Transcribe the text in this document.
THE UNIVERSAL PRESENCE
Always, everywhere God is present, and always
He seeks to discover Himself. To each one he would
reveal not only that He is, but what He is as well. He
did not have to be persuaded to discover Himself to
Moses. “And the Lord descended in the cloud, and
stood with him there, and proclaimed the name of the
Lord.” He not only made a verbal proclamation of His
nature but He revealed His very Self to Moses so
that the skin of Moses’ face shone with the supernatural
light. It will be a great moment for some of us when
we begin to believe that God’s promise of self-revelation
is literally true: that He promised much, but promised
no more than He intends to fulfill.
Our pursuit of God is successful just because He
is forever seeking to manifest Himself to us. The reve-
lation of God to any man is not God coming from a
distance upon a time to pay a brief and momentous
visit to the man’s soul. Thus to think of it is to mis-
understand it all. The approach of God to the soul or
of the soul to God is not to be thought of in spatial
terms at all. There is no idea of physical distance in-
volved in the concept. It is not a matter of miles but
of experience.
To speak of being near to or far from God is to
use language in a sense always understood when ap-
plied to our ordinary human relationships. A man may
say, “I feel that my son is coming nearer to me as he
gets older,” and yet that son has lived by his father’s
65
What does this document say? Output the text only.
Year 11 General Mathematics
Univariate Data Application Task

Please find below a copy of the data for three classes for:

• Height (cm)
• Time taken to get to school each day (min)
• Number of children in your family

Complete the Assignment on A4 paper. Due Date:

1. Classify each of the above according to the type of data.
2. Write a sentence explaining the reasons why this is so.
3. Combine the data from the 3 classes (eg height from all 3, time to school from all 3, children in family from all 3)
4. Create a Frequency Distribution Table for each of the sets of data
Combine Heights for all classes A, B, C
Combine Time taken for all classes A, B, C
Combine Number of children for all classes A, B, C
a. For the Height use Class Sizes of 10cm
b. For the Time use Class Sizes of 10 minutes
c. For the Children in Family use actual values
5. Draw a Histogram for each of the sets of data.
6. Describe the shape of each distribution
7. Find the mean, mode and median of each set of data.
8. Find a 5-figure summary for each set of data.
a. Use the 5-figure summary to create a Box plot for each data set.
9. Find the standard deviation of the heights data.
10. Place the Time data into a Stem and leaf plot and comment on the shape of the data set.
☆ ☆ ☆ ☆ ☆
Exercise :: Of all the lines above, how many contain the word "coming"? Answer with only the number.

Finished exercise :: 2